WRITTEN REQUEST | Carry none of the pictures over; set down the material below exactly.

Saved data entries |
::::

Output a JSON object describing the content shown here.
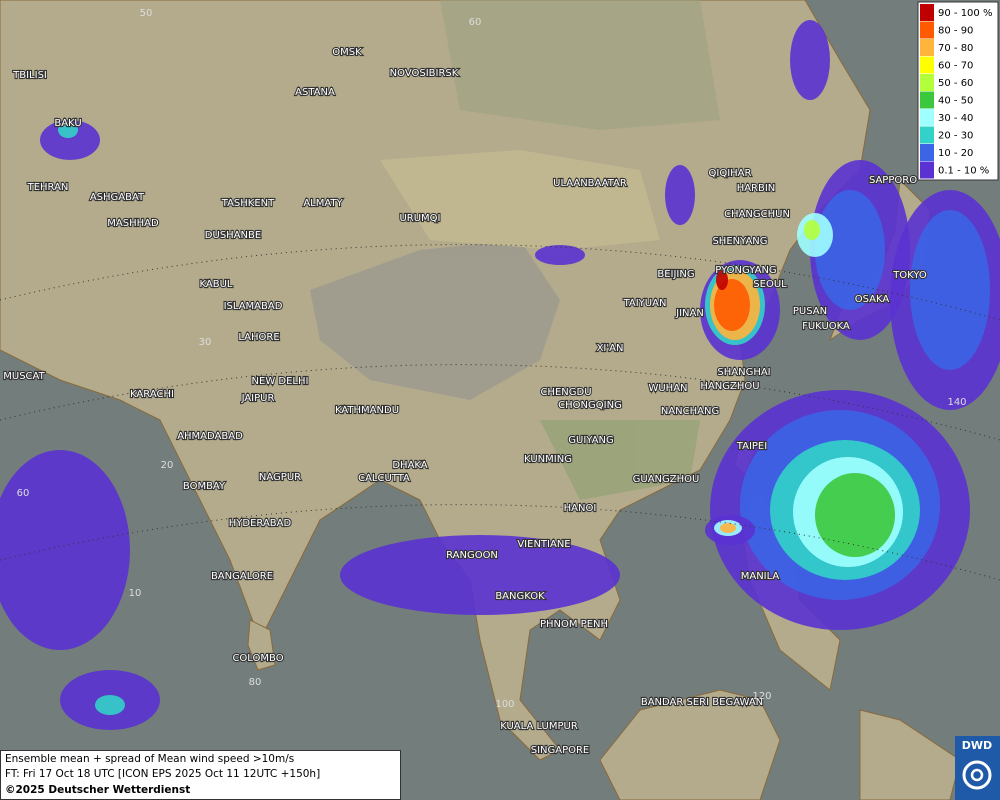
{
  "legend": [
    {
      "label": "90 - 100 %",
      "color": "#c00000"
    },
    {
      "label": "80 - 90",
      "color": "#ff5a00"
    },
    {
      "label": "70 - 80",
      "color": "#ffb43c"
    },
    {
      "label": "60 - 70",
      "color": "#ffff00"
    },
    {
      "label": "50 - 60",
      "color": "#b4ff3c"
    },
    {
      "label": "40 - 50",
      "color": "#3cc83c"
    },
    {
      "label": "30 - 40",
      "color": "#a0ffff"
    },
    {
      "label": "20 - 30",
      "color": "#32d2c8"
    },
    {
      "label": "10 - 20",
      "color": "#3c64e6"
    },
    {
      "label": "0.1 - 10 %",
      "color": "#5a32d2"
    }
  ],
  "cities": [
    "OMSK",
    "NOVOSIBIRSK",
    "ASTANA",
    "TBILISI",
    "BAKU",
    "TEHRAN",
    "ASHGABAT",
    "MASHHAD",
    "TASHKENT",
    "ALMATY",
    "DUSHANBE",
    "URUMQI",
    "ULAANBAATAR",
    "QIQIHAR",
    "HARBIN",
    "CHANGCHUN",
    "SHENYANG",
    "BEIJING",
    "PYONGYANG",
    "SEOUL",
    "SAPPORO",
    "TOKYO",
    "OSAKA",
    "PUSAN",
    "FUKUOKA",
    "TAIYUAN",
    "JINAN",
    "XI'AN",
    "SHANGHAI",
    "HANGZHOU",
    "WUHAN",
    "CHENGDU",
    "CHONGQING",
    "NANCHANG",
    "GUIYANG",
    "TAIPEI",
    "KUNMING",
    "GUANGZHOU",
    "HANOI",
    "VIENTIANE",
    "RANGOON",
    "BANGKOK",
    "MANILA",
    "PHNOM PENH",
    "KUALA LUMPUR",
    "SINGAPORE",
    "BANDAR SERI BEGAWAN",
    "KABUL",
    "ISLAMABAD",
    "LAHORE",
    "NEW DELHI",
    "JAIPUR",
    "KATHMANDU",
    "MUSCAT",
    "KARACHI",
    "AHMADABAD",
    "DHAKA",
    "CALCUTTA",
    "NAGPUR",
    "BOMBAY",
    "HYDERABAD",
    "BANGALORE",
    "COLOMBO"
  ],
  "grid_labels": [
    "50",
    "60",
    "30",
    "20",
    "10",
    "60",
    "80",
    "100",
    "120",
    "140"
  ],
  "info": {
    "line1": "Ensemble mean + spread of Mean wind speed >10m/s",
    "line2": "FT: Fri 17 Oct 18 UTC [ICON EPS 2025 Oct 11 12UTC +150h]",
    "copyright": "©2025 Deutscher Wetterdienst"
  },
  "logo": "DWD"
}
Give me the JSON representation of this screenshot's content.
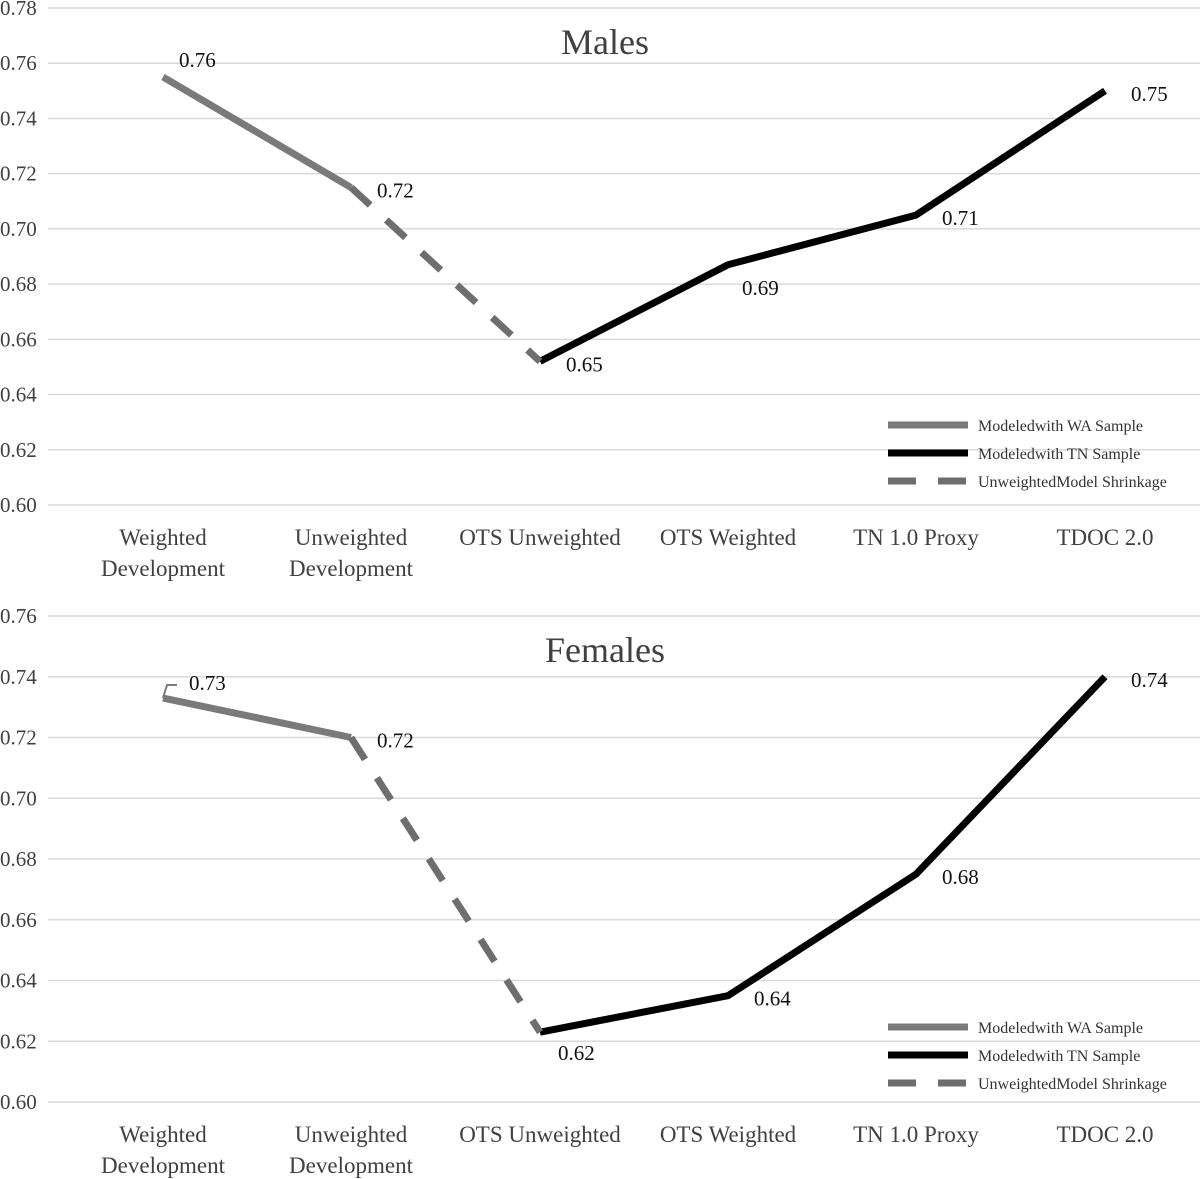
{
  "chart_data": [
    {
      "type": "line",
      "title": "Males",
      "categories": [
        [
          "Weighted",
          "Development"
        ],
        [
          "Unweighted",
          "Development"
        ],
        [
          "OTS Unweighted"
        ],
        [
          "OTS Weighted"
        ],
        [
          "TN 1.0 Proxy"
        ],
        [
          "TDOC 2.0"
        ]
      ],
      "values": [
        0.755,
        0.715,
        0.652,
        0.687,
        0.705,
        0.75
      ],
      "data_labels": [
        "0.76",
        "0.72",
        "0.65",
        "0.69",
        "0.71",
        "0.75"
      ],
      "ylim": [
        0.6,
        0.78
      ],
      "yticks": [
        "0.60",
        "0.62",
        "0.64",
        "0.66",
        "0.68",
        "0.70",
        "0.72",
        "0.74",
        "0.76",
        "0.78"
      ],
      "grid": true,
      "legend_position": "bottom-right",
      "series": [
        {
          "name": "Modeledwith WA Sample",
          "from": 0,
          "to": 1,
          "color": "#7a7a7a",
          "style": "solid"
        },
        {
          "name": "Modeledwith TN Sample",
          "from": 2,
          "to": 5,
          "color": "#000000",
          "style": "solid"
        },
        {
          "name": "UnweightedModel Shrinkage",
          "from": 1,
          "to": 2,
          "color": "#6e6e6e",
          "style": "dashed"
        }
      ]
    },
    {
      "type": "line",
      "title": "Females",
      "categories": [
        [
          "Weighted",
          "Development"
        ],
        [
          "Unweighted",
          "Development"
        ],
        [
          "OTS Unweighted"
        ],
        [
          "OTS Weighted"
        ],
        [
          "TN 1.0 Proxy"
        ],
        [
          "TDOC 2.0"
        ]
      ],
      "values": [
        0.733,
        0.72,
        0.623,
        0.635,
        0.675,
        0.74
      ],
      "data_labels": [
        "0.73",
        "0.72",
        "0.62",
        "0.64",
        "0.68",
        "0.74"
      ],
      "ylim": [
        0.6,
        0.76
      ],
      "yticks": [
        "0.60",
        "0.62",
        "0.64",
        "0.66",
        "0.68",
        "0.70",
        "0.72",
        "0.74",
        "0.76"
      ],
      "grid": true,
      "legend_position": "bottom-right",
      "series": [
        {
          "name": "Modeledwith WA Sample",
          "from": 0,
          "to": 1,
          "color": "#7a7a7a",
          "style": "solid"
        },
        {
          "name": "Modeledwith TN Sample",
          "from": 2,
          "to": 5,
          "color": "#000000",
          "style": "solid"
        },
        {
          "name": "UnweightedModel Shrinkage",
          "from": 1,
          "to": 2,
          "color": "#6e6e6e",
          "style": "dashed"
        }
      ]
    }
  ]
}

::::

ANSWER FOR THIS EXERCISE |
Output a JSON object describing the content shown here.
{
  "legend": [
    {
      "label": "90 - 100 %",
      "color": "#c00000"
    },
    {
      "label": "80 - 90",
      "color": "#ff5a00"
    },
    {
      "label": "70 - 80",
      "color": "#ffb43c"
    },
    {
      "label": "60 - 70",
      "color": "#ffff00"
    },
    {
      "label": "50 - 60",
      "color": "#b4ff3c"
    },
    {
      "label": "40 - 50",
      "color": "#3cc83c"
    },
    {
      "label": "30 - 40",
      "color": "#a0ffff"
    },
    {
      "label": "20 - 30",
      "color": "#32d2c8"
    },
    {
      "label": "10 - 20",
      "color": "#3c64e6"
    },
    {
      "label": "0.1 - 10 %",
      "color": "#5a32d2"
    }
  ],
  "cities": [
    "OMSK",
    "NOVOSIBIRSK",
    "ASTANA",
    "TBILISI",
    "BAKU",
    "TEHRAN",
    "ASHGABAT",
    "MASHHAD",
    "TASHKENT",
    "ALMATY",
    "DUSHANBE",
    "URUMQI",
    "ULAANBAATAR",
    "QIQIHAR",
    "HARBIN",
    "CHANGCHUN",
    "SHENYANG",
    "BEIJING",
    "PYONGYANG",
    "SEOUL",
    "SAPPORO",
    "TOKYO",
    "OSAKA",
    "PUSAN",
    "FUKUOKA",
    "TAIYUAN",
    "JINAN",
    "XI'AN",
    "SHANGHAI",
    "HANGZHOU",
    "WUHAN",
    "CHENGDU",
    "CHONGQING",
    "NANCHANG",
    "GUIYANG",
    "TAIPEI",
    "KUNMING",
    "GUANGZHOU",
    "HANOI",
    "VIENTIANE",
    "RANGOON",
    "BANGKOK",
    "MANILA",
    "PHNOM PENH",
    "KUALA LUMPUR",
    "SINGAPORE",
    "BANDAR SERI BEGAWAN",
    "KABUL",
    "ISLAMABAD",
    "LAHORE",
    "NEW DELHI",
    "JAIPUR",
    "KATHMANDU",
    "MUSCAT",
    "KARACHI",
    "AHMADABAD",
    "DHAKA",
    "CALCUTTA",
    "NAGPUR",
    "BOMBAY",
    "HYDERABAD",
    "BANGALORE",
    "COLOMBO"
  ],
  "grid_labels": [
    "50",
    "60",
    "30",
    "20",
    "10",
    "60",
    "80",
    "100",
    "120",
    "140"
  ],
  "info": {
    "line1": "Ensemble mean + spread of Mean wind speed >10m/s",
    "line2": "FT: Fri 17 Oct 18 UTC [ICON EPS 2025 Oct 11 12UTC +150h]",
    "copyright": "©2025 Deutscher Wetterdienst"
  },
  "logo": "DWD"
}
Give me the JSON representation of this screenshot's content.
{
  "chart_data": [
    {
      "type": "line",
      "title": "Males",
      "categories": [
        [
          "Weighted",
          "Development"
        ],
        [
          "Unweighted",
          "Development"
        ],
        [
          "OTS Unweighted"
        ],
        [
          "OTS Weighted"
        ],
        [
          "TN 1.0 Proxy"
        ],
        [
          "TDOC 2.0"
        ]
      ],
      "values": [
        0.755,
        0.715,
        0.652,
        0.687,
        0.705,
        0.75
      ],
      "data_labels": [
        "0.76",
        "0.72",
        "0.65",
        "0.69",
        "0.71",
        "0.75"
      ],
      "ylim": [
        0.6,
        0.78
      ],
      "yticks": [
        "0.60",
        "0.62",
        "0.64",
        "0.66",
        "0.68",
        "0.70",
        "0.72",
        "0.74",
        "0.76",
        "0.78"
      ],
      "grid": true,
      "legend_position": "bottom-right",
      "series": [
        {
          "name": "Modeledwith WA Sample",
          "from": 0,
          "to": 1,
          "color": "#7a7a7a",
          "style": "solid"
        },
        {
          "name": "Modeledwith TN Sample",
          "from": 2,
          "to": 5,
          "color": "#000000",
          "style": "solid"
        },
        {
          "name": "UnweightedModel Shrinkage",
          "from": 1,
          "to": 2,
          "color": "#6e6e6e",
          "style": "dashed"
        }
      ]
    },
    {
      "type": "line",
      "title": "Females",
      "categories": [
        [
          "Weighted",
          "Development"
        ],
        [
          "Unweighted",
          "Development"
        ],
        [
          "OTS Unweighted"
        ],
        [
          "OTS Weighted"
        ],
        [
          "TN 1.0 Proxy"
        ],
        [
          "TDOC 2.0"
        ]
      ],
      "values": [
        0.733,
        0.72,
        0.623,
        0.635,
        0.675,
        0.74
      ],
      "data_labels": [
        "0.73",
        "0.72",
        "0.62",
        "0.64",
        "0.68",
        "0.74"
      ],
      "ylim": [
        0.6,
        0.76
      ],
      "yticks": [
        "0.60",
        "0.62",
        "0.64",
        "0.66",
        "0.68",
        "0.70",
        "0.72",
        "0.74",
        "0.76"
      ],
      "grid": true,
      "legend_position": "bottom-right",
      "series": [
        {
          "name": "Modeledwith WA Sample",
          "from": 0,
          "to": 1,
          "color": "#7a7a7a",
          "style": "solid"
        },
        {
          "name": "Modeledwith TN Sample",
          "from": 2,
          "to": 5,
          "color": "#000000",
          "style": "solid"
        },
        {
          "name": "UnweightedModel Shrinkage",
          "from": 1,
          "to": 2,
          "color": "#6e6e6e",
          "style": "dashed"
        }
      ]
    }
  ]
}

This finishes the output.